--- BEGIN Material supplied ---
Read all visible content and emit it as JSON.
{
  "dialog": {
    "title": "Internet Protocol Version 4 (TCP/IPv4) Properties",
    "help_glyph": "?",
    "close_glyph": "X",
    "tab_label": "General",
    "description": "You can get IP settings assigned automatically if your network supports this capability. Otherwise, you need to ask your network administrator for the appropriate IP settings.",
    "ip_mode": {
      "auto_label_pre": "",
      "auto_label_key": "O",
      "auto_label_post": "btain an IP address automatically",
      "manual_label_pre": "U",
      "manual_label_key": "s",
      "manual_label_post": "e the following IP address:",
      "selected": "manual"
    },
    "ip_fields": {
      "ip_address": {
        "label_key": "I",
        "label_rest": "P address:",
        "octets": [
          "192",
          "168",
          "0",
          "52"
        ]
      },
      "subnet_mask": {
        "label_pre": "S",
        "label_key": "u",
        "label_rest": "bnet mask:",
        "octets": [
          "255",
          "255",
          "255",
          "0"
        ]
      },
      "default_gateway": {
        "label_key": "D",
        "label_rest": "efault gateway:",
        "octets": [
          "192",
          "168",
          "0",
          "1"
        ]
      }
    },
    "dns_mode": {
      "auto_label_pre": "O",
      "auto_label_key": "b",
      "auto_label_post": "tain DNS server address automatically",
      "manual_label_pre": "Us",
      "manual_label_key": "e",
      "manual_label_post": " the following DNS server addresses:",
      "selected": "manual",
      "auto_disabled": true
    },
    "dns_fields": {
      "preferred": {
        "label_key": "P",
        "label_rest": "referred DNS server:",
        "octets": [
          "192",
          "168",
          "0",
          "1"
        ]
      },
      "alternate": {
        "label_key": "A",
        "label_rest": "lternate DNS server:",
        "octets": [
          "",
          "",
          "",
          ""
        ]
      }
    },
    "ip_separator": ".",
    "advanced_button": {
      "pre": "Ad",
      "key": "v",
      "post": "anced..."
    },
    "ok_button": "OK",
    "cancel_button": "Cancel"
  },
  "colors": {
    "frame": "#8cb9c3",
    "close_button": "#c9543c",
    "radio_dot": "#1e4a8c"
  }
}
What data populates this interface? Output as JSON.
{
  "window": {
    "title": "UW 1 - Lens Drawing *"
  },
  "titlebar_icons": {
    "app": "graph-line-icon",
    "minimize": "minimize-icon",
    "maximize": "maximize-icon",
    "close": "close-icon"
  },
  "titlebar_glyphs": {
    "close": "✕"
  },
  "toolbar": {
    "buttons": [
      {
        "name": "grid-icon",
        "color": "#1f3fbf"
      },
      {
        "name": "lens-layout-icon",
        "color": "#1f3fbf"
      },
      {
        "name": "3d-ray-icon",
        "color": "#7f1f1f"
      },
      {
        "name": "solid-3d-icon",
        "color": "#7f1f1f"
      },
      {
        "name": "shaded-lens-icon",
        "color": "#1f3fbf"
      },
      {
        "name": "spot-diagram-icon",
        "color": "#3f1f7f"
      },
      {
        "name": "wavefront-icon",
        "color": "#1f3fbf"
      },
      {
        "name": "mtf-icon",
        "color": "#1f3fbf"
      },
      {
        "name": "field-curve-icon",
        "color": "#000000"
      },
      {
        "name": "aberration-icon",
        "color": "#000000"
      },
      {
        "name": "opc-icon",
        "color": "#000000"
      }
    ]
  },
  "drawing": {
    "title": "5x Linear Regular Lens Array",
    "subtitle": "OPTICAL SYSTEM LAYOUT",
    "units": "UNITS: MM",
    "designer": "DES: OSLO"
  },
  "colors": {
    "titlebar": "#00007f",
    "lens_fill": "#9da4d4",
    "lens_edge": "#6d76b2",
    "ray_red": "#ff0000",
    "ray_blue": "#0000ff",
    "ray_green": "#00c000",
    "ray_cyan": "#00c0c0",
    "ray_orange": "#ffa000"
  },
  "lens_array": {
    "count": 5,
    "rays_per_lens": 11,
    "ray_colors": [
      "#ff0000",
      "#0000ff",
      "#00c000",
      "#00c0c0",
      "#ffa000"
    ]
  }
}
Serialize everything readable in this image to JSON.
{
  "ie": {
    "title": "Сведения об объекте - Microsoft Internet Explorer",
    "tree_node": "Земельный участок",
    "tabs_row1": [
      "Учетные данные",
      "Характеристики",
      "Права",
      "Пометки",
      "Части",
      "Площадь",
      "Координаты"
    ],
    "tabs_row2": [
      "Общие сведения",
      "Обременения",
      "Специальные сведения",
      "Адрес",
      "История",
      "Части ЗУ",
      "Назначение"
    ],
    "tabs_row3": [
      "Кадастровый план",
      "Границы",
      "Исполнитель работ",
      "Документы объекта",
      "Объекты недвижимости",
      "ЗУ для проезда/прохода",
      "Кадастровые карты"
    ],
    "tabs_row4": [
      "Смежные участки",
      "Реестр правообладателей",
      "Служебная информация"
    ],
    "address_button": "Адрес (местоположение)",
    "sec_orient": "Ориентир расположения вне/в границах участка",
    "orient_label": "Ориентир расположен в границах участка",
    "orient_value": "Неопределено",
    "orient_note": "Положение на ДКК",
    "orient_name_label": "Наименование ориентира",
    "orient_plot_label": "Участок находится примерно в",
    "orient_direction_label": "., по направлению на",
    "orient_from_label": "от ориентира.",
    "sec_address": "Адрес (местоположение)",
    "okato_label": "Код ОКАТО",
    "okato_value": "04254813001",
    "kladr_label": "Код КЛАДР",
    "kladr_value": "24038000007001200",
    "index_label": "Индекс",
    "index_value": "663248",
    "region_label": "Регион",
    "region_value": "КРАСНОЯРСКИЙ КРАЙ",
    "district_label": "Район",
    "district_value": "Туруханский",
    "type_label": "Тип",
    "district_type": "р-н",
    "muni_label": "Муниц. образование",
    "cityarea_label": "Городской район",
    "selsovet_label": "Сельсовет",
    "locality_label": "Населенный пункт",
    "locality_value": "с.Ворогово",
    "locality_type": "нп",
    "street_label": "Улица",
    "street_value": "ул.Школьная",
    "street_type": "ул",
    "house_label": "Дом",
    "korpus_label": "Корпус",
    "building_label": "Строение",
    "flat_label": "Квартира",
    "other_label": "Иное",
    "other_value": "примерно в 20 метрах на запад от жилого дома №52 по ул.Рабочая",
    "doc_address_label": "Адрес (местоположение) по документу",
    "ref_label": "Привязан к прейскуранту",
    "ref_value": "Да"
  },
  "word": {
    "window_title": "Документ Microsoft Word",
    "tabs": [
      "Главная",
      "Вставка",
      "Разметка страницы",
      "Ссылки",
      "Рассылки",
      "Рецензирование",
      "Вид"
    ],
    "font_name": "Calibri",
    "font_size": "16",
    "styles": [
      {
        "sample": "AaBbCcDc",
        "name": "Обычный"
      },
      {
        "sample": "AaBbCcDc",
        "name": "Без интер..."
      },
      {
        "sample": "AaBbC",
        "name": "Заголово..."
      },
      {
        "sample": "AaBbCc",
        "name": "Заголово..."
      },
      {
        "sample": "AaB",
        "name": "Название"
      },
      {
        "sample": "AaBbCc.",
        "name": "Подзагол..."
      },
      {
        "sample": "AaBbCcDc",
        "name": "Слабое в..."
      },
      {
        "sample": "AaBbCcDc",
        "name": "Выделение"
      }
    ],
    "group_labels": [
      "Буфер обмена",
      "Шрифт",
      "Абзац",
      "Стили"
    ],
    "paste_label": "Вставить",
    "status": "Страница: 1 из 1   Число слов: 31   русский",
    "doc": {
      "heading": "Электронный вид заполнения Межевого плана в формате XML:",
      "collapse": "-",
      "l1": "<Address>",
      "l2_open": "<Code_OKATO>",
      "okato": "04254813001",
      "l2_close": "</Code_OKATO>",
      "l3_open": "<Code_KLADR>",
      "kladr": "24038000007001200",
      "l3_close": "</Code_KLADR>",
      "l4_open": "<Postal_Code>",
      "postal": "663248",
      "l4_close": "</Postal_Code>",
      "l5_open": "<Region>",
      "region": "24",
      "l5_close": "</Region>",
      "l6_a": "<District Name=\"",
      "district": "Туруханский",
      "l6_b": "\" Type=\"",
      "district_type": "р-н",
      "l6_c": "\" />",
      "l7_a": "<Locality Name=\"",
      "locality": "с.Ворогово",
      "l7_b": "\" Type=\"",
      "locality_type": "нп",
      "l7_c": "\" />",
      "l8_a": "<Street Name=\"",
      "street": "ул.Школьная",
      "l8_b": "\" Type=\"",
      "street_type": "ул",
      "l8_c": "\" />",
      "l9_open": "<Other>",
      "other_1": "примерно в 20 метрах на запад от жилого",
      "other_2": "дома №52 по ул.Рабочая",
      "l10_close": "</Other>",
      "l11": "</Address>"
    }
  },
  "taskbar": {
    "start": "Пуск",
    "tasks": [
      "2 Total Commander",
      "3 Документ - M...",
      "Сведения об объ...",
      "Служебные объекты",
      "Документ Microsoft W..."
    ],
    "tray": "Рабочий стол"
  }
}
--- END Material supplied ---
## [Exercise instructions]
Tally the lines of the data that hold the string "Туруханский". Answer with the number and nothing more.

## [The result]
2